» SHORT PROBLEM:
Will you write out all the entries below exactly?

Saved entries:
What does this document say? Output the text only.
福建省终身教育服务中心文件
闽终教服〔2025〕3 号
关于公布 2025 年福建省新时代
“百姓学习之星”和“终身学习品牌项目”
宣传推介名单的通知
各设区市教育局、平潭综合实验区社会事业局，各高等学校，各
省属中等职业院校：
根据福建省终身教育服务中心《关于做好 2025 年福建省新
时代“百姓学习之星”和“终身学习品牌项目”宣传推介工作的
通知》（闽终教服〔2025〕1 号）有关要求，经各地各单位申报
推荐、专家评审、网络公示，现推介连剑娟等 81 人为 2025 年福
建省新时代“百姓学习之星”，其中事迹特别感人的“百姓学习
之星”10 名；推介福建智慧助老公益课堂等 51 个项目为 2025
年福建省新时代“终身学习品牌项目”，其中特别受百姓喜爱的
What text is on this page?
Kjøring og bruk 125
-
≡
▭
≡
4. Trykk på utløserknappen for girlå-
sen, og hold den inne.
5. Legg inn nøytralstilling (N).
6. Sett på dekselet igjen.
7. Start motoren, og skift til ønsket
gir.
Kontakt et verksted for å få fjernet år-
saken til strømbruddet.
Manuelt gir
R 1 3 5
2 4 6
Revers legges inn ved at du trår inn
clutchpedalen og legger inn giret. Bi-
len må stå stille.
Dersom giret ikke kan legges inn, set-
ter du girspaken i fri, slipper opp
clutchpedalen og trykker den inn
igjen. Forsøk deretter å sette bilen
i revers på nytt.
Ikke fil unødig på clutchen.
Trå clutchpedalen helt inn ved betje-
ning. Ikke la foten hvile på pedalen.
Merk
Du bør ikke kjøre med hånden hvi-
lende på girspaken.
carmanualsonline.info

» SOLUTION TO THIS EXERCISE:
What does this document say? Output the text only.
福建省终身教育服务中心文件
闽终教服〔2025〕3 号
关于公布 2025 年福建省新时代
“百姓学习之星”和“终身学习品牌项目”
宣传推介名单的通知
各设区市教育局、平潭综合实验区社会事业局，各高等学校，各
省属中等职业院校：
根据福建省终身教育服务中心《关于做好 2025 年福建省新
时代“百姓学习之星”和“终身学习品牌项目”宣传推介工作的
通知》（闽终教服〔2025〕1 号）有关要求，经各地各单位申报
推荐、专家评审、网络公示，现推介连剑娟等 81 人为 2025 年福
建省新时代“百姓学习之星”，其中事迹特别感人的“百姓学习
之星”10 名；推介福建智慧助老公益课堂等 51 个项目为 2025
年福建省新时代“终身学习品牌项目”，其中特别受百姓喜爱的
What text is on this page?
Kjøring og bruk 125
-
≡
▭
≡
4. Trykk på utløserknappen for girlå-
sen, og hold den inne.
5. Legg inn nøytralstilling (N).
6. Sett på dekselet igjen.
7. Start motoren, og skift til ønsket
gir.
Kontakt et verksted for å få fjernet år-
saken til strømbruddet.
Manuelt gir
R 1 3 5
2 4 6
Revers legges inn ved at du trår inn
clutchpedalen og legger inn giret. Bi-
len må stå stille.
Dersom giret ikke kan legges inn, set-
ter du girspaken i fri, slipper opp
clutchpedalen og trykker den inn
igjen. Forsøk deretter å sette bilen
i revers på nytt.
Ikke fil unødig på clutchen.
Trå clutchpedalen helt inn ved betje-
ning. Ikke la foten hvile på pedalen.
Merk
Du bør ikke kjøre med hånden hvi-
lende på girspaken.
carmanualsonline.info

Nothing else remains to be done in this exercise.